*Trecho de origem*:
------------------------------

Já em Goiás, a obra de mobilidade urbana que prometia melhorar a qualidade de vida dos moradores da capital Goiânia foi descartada de vez. O contrato do Veículo Leve sobre Trilhos, o VLT, foi assinado em 2013 com um consórcio liderado pela Odebrecht mesmo com indícios de irregularidades na licitação apontados pelo Tribunal de Contas do Estado. O termo “VLT Goiânia” aparece nas planilhas do departamento de propina da empreiteira baiana como origem de uma série de pagamentos ilícitos feitos ao ex-governador Marconi Perillo, também do PSDB, em 2014. Quando a delação veio a público, em 2017, Perillo suspendeu o projeto. O atual governador, Ronaldo Caiado, do DEM, disse que não irá retomá-lo e que estuda outra opção para melhorar o transporte público na cidade. No Paraná, uma obra usada por outro tucano, Beto Richa, para fazer caixa 2 de campanha com recursos públicos desviados também não foi concluída. Trata-se da duplicação da rodovia PR-323, uma das mais perigosas do estado, que liga Maringá, no norte do Paraná, à região noroeste. Segundo o MPF, a Odebrecht pagou 3,5 milhões de propina ao então chefe de gabinete de Richa para ser beneficiada na licitação. O contrato foi rescindido em 2017, sem liberação de pagamentos à Odebrecht. Sem dinheiro, o atual governo está executando o projeto em lotes e estuda incluir a rodovia no próximo pacote de concessões à iniciativa privada.

------------------------------

*Explore o material*:
- A) De acordo com o trecho sobre as obras em Goiás e no Paraná, em que ano foi rescindido o contrato da duplicação da PR-323?
- B) Por favor, dê sequência ao trecho sobre as obras em Goiás e no Paraná, começando logo após a última frase.

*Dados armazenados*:
------------------------------

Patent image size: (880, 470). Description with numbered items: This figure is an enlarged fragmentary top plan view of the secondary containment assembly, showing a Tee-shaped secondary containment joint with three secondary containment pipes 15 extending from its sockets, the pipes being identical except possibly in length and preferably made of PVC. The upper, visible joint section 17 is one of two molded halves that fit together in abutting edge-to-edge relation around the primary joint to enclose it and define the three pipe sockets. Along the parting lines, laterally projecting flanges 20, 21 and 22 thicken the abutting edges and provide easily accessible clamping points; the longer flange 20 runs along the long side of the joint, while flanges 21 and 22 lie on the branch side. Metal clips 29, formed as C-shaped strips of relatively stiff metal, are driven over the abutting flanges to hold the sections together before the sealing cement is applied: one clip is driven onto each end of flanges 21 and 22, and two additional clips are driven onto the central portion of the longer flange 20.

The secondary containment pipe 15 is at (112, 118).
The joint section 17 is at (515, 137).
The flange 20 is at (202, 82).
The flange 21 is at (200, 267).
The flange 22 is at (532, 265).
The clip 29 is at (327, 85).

------------------------------

*Respostas da atividade*:
- A) Em 2017.

- B)
No estiloso bairro da Gávea, no Rio de Janeiro, a cratera aberta para abrigar a futura estação da linha 4 do metrô foi inundada em 2018 para evitar desmoronamento, após dois anos de abandono e cerca de 1 bilhão de reais gastos. Desse contrato saíram cerca de 50 milhões de reais de propina para bancar a vida de luxo do ex-governador Sergio Cabral. A obra deveria ter sido concluída a tempo da Olimpíada de 2016, mas foi suspensa após indícios de sobrepreço da ordem de 3 bilhões de reais. Em setembro do ano passado, o governador Wilson Witzel chamou a cratera de “buraco da vergonha” e disse que iria aterrá-la por falta de dinheiro para retomar o projeto. “Para concluir a obra, seria necessário 1 bilhão de reais. O estado do Rio tem outras prioridades para uma montanha de dinheiro desse tamanho”, disse na ocasião. O contrato de concessão com o consórcio liderado pela Odebrecht segue em vigor até 2036. A despeito da crise econômica, que potencializou a corrosão das finanças públicas pela via da corrupção não apenas do Rio como em outros estados, o portifólio de obras monumentais paradas sugere que o Brasil, em alguma medida, ainda segue refém daquilo que Paulo Preto classificou como “regra do jogo”: é possível concluir uma obra pública no país sem cartel?